(WHAT TO WORK ON) Examine the entries and show every line in which the word "title" is found.

Start of ROWS

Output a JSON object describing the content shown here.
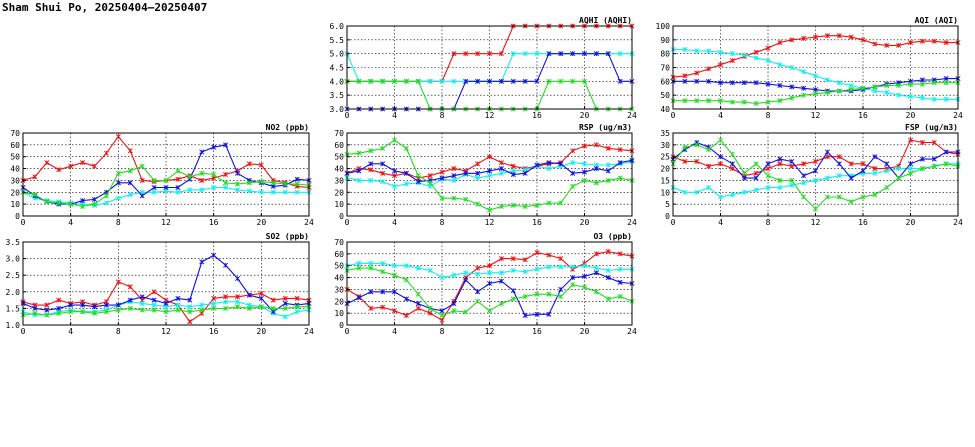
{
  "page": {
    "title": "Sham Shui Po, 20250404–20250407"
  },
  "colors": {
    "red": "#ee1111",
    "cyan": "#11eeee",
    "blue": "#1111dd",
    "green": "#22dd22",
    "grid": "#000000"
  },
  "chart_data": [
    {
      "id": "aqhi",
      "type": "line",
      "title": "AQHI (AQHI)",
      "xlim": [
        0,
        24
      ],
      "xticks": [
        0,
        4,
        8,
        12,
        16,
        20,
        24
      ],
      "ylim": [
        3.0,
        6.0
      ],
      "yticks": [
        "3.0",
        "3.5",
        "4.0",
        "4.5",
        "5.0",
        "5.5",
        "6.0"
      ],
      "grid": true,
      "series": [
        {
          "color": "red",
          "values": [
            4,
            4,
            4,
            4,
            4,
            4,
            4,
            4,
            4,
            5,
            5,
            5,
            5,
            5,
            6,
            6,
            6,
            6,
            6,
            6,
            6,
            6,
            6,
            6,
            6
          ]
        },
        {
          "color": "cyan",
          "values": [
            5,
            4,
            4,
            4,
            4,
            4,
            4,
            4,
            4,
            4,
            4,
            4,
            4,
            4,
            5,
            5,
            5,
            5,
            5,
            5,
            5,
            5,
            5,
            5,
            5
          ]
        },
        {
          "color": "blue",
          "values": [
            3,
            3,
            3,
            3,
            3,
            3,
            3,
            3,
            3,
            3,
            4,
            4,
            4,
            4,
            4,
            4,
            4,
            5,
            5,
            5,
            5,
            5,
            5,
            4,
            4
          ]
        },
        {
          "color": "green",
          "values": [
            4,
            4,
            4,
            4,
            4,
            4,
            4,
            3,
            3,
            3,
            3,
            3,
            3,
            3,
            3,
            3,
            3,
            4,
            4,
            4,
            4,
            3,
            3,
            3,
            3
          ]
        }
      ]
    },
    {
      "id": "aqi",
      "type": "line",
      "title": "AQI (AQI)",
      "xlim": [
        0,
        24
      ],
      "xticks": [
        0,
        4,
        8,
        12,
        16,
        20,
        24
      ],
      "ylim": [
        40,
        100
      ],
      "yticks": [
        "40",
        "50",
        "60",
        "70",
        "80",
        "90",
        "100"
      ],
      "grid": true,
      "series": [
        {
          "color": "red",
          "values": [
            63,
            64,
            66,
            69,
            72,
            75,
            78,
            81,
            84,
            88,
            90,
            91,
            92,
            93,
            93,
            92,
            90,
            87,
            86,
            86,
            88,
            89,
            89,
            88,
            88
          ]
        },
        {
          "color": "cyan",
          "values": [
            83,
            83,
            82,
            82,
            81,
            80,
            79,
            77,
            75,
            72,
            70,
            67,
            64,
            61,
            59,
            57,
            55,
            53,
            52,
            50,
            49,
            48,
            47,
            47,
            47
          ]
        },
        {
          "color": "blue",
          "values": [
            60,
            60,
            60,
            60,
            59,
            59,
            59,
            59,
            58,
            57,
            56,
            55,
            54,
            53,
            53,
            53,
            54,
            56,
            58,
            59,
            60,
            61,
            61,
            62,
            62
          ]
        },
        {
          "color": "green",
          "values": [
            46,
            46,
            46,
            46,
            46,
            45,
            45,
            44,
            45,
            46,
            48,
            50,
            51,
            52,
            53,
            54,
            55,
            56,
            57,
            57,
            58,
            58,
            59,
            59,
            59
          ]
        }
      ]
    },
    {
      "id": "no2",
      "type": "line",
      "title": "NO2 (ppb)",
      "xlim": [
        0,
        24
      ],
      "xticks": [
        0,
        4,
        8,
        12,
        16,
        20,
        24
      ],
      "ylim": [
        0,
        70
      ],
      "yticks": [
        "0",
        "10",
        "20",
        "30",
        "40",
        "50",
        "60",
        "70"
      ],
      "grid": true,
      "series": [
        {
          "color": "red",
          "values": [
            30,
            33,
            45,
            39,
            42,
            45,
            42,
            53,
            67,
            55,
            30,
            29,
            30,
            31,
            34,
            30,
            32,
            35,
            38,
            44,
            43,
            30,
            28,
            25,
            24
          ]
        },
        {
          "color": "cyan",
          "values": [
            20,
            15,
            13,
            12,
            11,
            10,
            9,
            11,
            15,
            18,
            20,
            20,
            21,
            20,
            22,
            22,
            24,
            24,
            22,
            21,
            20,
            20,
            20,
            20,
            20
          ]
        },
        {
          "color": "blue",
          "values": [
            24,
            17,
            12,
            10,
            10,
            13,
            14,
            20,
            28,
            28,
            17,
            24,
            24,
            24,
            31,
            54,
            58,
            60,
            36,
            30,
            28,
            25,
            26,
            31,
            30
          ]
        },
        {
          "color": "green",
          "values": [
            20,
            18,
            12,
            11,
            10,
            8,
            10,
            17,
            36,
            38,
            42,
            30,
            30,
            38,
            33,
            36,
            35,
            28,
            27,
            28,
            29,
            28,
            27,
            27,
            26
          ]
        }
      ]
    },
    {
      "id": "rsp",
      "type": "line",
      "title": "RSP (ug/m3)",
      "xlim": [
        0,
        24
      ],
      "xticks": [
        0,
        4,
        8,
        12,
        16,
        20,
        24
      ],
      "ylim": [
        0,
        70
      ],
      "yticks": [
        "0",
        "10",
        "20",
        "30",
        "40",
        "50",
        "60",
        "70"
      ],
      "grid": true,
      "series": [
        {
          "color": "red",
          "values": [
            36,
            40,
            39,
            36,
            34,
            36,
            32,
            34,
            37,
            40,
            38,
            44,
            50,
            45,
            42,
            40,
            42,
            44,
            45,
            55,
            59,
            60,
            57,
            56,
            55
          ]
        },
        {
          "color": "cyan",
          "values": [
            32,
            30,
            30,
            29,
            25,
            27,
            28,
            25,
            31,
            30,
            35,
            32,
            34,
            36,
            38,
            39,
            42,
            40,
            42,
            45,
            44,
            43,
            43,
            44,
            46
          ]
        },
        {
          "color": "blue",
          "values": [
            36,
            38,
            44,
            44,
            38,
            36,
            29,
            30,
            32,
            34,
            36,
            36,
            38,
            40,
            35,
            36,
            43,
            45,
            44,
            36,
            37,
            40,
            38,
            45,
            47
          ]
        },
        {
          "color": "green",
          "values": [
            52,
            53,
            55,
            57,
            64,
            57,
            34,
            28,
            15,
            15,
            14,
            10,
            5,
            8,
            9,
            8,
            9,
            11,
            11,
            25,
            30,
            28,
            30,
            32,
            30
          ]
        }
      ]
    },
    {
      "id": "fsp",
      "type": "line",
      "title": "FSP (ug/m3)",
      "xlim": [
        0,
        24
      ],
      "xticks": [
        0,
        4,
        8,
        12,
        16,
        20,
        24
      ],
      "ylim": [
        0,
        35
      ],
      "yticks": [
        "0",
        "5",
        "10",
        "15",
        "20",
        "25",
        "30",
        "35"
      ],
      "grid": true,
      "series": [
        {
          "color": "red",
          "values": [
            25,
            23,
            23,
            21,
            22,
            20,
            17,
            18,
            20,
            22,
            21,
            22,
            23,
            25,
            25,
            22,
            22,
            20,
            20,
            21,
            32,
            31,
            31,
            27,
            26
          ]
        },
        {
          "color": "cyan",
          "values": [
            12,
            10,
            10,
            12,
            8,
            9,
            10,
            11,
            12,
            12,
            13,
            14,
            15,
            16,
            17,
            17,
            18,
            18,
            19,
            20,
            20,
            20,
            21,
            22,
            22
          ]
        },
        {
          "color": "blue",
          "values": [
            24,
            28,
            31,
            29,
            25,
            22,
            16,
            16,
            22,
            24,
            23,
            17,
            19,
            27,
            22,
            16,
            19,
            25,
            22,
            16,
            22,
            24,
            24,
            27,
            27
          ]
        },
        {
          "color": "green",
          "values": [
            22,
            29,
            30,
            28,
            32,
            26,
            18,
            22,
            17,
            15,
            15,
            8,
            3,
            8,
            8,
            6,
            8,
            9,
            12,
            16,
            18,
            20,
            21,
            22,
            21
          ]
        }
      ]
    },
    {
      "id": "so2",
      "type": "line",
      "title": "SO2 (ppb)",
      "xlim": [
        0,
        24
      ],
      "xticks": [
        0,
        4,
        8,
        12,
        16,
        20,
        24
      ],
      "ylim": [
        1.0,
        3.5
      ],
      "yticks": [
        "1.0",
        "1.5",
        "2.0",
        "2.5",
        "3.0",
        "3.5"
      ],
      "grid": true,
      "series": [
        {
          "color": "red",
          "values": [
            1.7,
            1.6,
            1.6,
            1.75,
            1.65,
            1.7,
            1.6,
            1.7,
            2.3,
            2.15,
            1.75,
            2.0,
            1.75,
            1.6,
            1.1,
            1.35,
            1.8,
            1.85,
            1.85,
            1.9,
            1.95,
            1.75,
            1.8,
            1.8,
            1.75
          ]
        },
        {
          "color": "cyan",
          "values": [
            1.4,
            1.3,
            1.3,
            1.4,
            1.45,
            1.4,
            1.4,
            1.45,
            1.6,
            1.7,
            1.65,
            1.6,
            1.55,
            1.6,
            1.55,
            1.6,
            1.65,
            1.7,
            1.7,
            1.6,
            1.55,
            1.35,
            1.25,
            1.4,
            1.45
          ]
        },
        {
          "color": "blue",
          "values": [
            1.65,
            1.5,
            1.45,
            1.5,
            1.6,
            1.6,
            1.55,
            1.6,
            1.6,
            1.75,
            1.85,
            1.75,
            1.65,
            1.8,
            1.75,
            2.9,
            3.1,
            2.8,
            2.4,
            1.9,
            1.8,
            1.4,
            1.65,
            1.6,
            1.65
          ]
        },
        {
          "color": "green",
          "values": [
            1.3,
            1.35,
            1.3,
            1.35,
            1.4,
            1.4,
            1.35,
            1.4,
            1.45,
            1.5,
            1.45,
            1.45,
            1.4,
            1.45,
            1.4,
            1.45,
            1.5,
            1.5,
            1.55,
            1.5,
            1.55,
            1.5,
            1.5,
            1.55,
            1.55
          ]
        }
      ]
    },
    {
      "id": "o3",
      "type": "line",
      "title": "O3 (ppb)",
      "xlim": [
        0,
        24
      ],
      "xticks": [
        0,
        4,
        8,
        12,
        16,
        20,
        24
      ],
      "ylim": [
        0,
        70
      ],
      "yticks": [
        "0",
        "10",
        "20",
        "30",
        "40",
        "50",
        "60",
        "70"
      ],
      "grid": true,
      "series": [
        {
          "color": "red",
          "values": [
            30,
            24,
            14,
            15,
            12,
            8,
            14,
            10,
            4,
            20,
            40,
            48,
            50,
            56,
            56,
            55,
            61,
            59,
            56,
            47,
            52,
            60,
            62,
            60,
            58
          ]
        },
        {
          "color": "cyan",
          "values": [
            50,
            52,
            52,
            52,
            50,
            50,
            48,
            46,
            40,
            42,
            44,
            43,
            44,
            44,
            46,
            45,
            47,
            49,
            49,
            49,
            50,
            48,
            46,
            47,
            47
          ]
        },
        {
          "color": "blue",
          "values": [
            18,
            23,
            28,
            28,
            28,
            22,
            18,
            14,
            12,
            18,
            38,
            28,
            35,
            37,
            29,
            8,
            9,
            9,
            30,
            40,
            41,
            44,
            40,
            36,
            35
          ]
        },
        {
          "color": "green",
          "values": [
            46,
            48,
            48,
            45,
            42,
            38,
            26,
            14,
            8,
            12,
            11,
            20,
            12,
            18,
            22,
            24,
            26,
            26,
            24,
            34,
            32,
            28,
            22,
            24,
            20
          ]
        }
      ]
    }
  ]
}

End of ROWS

(SOLUTION FOR THIS EXERCISE)
    "title": "Sham Shui Po, 20250404–20250407"
      "title": "AQHI (AQHI)",
      "title": "AQI (AQI)",
      "title": "NO2 (ppb)",
      "title": "RSP (ug/m3)",
      "title": "FSP (ug/m3)",
      "title": "SO2 (ppb)",
      "title": "O3 (ppb)",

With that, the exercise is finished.